++++ Material to process
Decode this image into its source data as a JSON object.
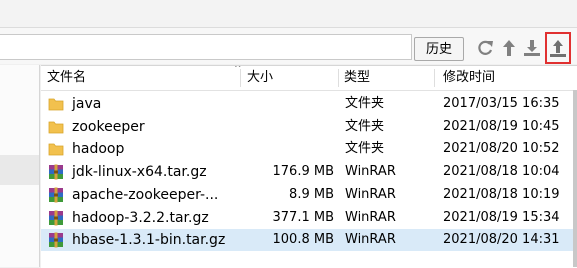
{
  "toolbar": {
    "history_label": "历史",
    "icons": [
      "refresh-icon",
      "arrow-up-icon",
      "download-icon",
      "upload-icon"
    ]
  },
  "columns": {
    "name": "文件名",
    "size": "大小",
    "type": "类型",
    "modified": "修改时间"
  },
  "sort": {
    "column": "name",
    "direction": "ascending",
    "indicator": "^"
  },
  "files": [
    {
      "name": "java",
      "size": "",
      "type": "文件夹",
      "modified": "2017/03/15 16:35",
      "icon": "folder-icon"
    },
    {
      "name": "zookeeper",
      "size": "",
      "type": "文件夹",
      "modified": "2021/08/19 10:45",
      "icon": "folder-icon"
    },
    {
      "name": "hadoop",
      "size": "",
      "type": "文件夹",
      "modified": "2021/08/20 10:52",
      "icon": "folder-icon"
    },
    {
      "name": "jdk-linux-x64.tar.gz",
      "size": "176.9 MB",
      "type": "WinRAR",
      "modified": "2021/08/18 10:04",
      "icon": "winrar-archive-icon"
    },
    {
      "name": "apache-zookeeper-...",
      "size": "8.9 MB",
      "type": "WinRAR",
      "modified": "2021/08/18 10:19",
      "icon": "winrar-archive-icon"
    },
    {
      "name": "hadoop-3.2.2.tar.gz",
      "size": "377.1 MB",
      "type": "WinRAR",
      "modified": "2021/08/19 15:34",
      "icon": "winrar-archive-icon"
    },
    {
      "name": "hbase-1.3.1-bin.tar.gz",
      "size": "100.8 MB",
      "type": "WinRAR",
      "modified": "2021/08/20 14:31",
      "icon": "winrar-archive-icon",
      "selected": true
    }
  ],
  "colors": {
    "selection": "#d9eaf8",
    "highlight_box": "#e03030",
    "folder": "#f2c14e"
  }
}
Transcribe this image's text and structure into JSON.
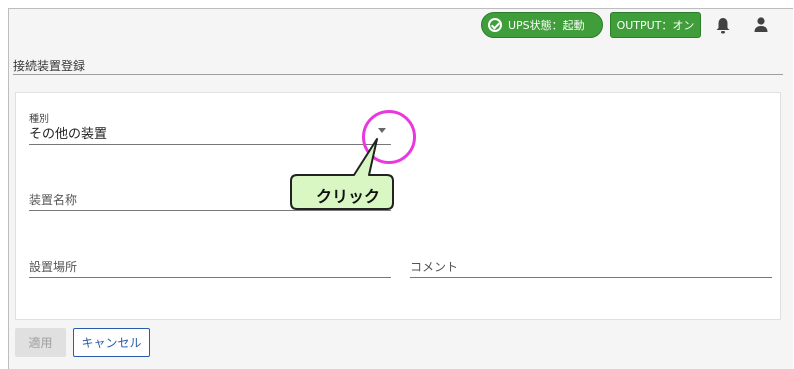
{
  "header": {
    "ups_status": "UPS状態：起動",
    "output_status": "OUTPUT：オン",
    "icons": [
      "bell-icon",
      "person-icon",
      "check-circle-icon"
    ]
  },
  "page": {
    "title": "接続装置登録"
  },
  "form": {
    "type_label": "種別",
    "type_value": "その他の装置",
    "device_name_placeholder": "装置名称",
    "location_placeholder": "設置場所",
    "comment_placeholder": "コメント"
  },
  "buttons": {
    "apply": "適用",
    "cancel": "キャンセル"
  },
  "annotation": {
    "callout": "クリック"
  },
  "colors": {
    "accent_green": "#3f9d3a",
    "cancel_blue": "#2a5da8",
    "highlight_magenta": "#e839e0",
    "callout_green": "#d9f7c3"
  }
}
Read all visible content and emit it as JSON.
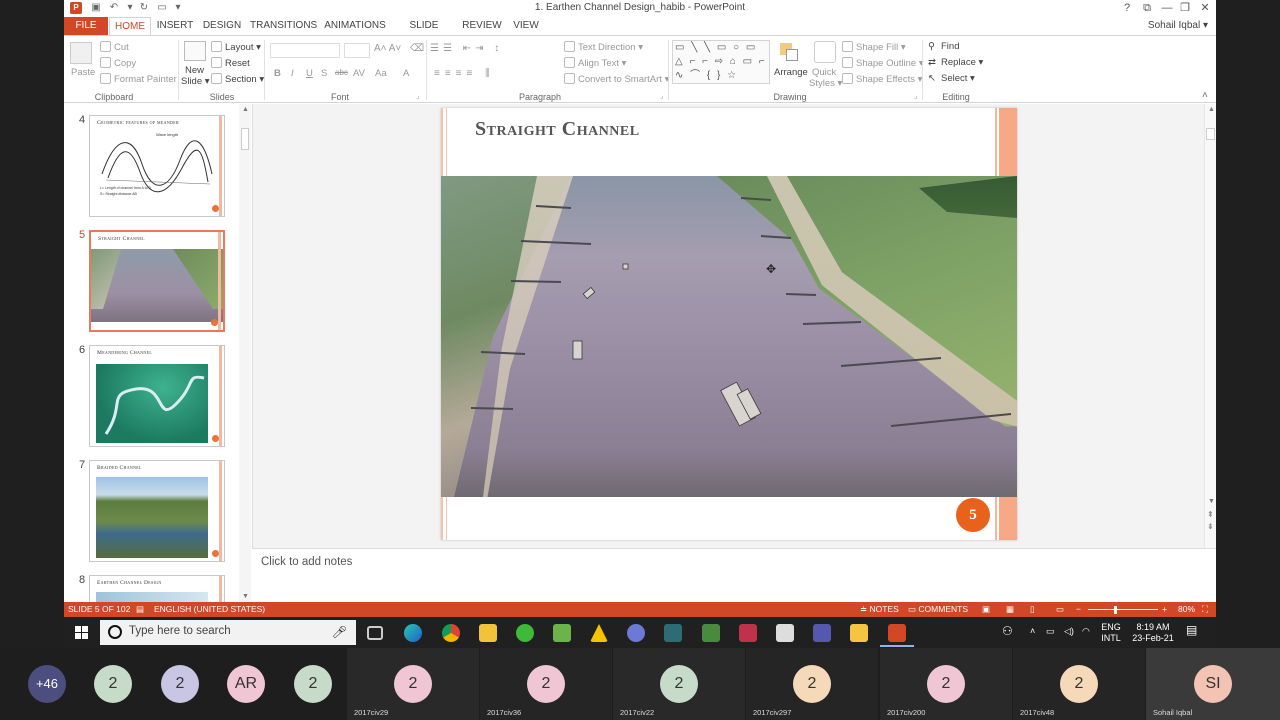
++++++++
- What to produce: Your task is to give again, unchanged, the lines from the line that contains "Transcribe this image's" to the end of the records. Include both end lines but no pictures.

- Result of this task:
Transcribe this image's text and structure into JSON.
{
  "header": {
    "ups_status": "UPS状態：起動",
    "output_status": "OUTPUT：オン",
    "icons": [
      "bell-icon",
      "person-icon",
      "check-circle-icon"
    ]
  },
  "page": {
    "title": "接続装置登録"
  },
  "form": {
    "type_label": "種別",
    "type_value": "その他の装置",
    "device_name_placeholder": "装置名称",
    "location_placeholder": "設置場所",
    "comment_placeholder": "コメント"
  },
  "buttons": {
    "apply": "適用",
    "cancel": "キャンセル"
  },
  "annotation": {
    "callout": "クリック"
  },
  "colors": {
    "accent_green": "#3f9d3a",
    "cancel_blue": "#2a5da8",
    "highlight_magenta": "#e839e0",
    "callout_green": "#d9f7c3"
  }
}
Read all visible content and emit it as JSON.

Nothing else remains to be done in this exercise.